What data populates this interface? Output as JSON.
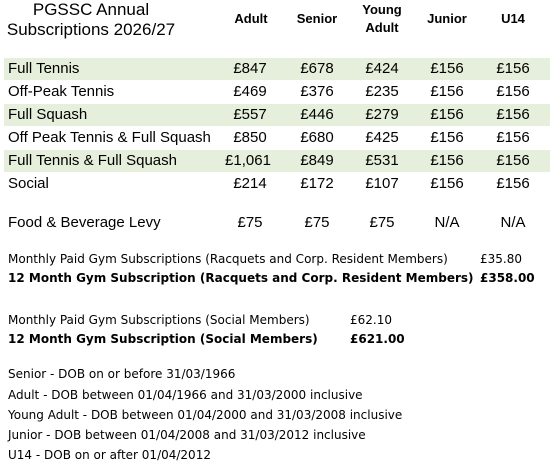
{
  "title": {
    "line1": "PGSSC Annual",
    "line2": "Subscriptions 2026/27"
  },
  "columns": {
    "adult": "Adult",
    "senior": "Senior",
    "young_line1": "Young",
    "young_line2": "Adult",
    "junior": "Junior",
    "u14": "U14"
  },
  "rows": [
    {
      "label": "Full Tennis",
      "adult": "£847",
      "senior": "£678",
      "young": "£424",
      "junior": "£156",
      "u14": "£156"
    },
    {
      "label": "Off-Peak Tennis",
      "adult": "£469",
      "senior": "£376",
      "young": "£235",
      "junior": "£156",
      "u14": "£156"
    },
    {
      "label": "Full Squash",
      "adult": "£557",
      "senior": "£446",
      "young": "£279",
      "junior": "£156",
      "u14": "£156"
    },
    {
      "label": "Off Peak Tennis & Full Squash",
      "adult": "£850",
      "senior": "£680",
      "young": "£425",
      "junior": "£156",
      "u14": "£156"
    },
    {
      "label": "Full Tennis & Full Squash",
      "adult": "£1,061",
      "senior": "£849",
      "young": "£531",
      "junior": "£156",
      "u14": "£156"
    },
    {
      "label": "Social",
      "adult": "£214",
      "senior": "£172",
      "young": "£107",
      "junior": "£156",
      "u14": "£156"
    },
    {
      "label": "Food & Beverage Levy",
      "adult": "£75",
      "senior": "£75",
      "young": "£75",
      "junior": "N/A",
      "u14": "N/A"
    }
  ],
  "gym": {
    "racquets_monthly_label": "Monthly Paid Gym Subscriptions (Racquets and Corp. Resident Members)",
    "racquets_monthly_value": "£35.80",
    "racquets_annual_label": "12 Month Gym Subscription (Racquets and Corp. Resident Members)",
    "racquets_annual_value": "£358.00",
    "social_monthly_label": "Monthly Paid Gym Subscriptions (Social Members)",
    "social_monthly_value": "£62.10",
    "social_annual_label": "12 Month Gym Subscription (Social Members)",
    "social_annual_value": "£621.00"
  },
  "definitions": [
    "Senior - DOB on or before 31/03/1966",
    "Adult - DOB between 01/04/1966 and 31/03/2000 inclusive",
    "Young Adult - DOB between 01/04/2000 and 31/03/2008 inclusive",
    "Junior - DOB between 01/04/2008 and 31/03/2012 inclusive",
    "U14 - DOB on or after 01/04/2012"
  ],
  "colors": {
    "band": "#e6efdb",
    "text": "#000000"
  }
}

◆ ◆ ◆

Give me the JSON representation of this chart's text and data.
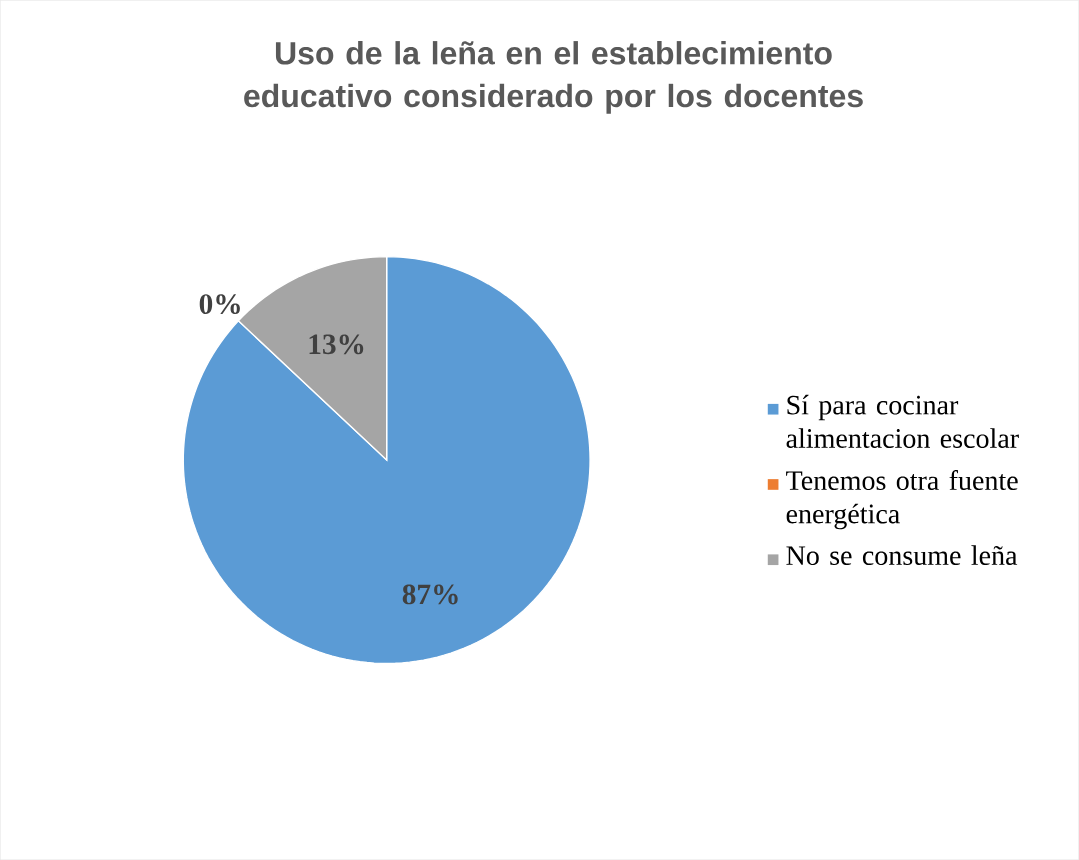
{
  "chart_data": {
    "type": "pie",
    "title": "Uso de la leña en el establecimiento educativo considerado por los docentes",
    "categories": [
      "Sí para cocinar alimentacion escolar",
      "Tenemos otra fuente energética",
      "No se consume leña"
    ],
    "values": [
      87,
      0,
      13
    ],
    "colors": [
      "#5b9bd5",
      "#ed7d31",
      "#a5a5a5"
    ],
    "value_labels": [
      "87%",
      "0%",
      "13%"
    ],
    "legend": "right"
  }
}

◆ ◆ ◆

_What this task involves_.
Locate all lines in the listing above with the word "inclusive". Copy them.

_Full solution_.
    "Adult - DOB between 01/04/1966 and 31/03/2000 inclusive",
    "Young Adult - DOB between 01/04/2000 and 31/03/2008 inclusive",
    "Junior - DOB between 01/04/2008 and 31/03/2012 inclusive",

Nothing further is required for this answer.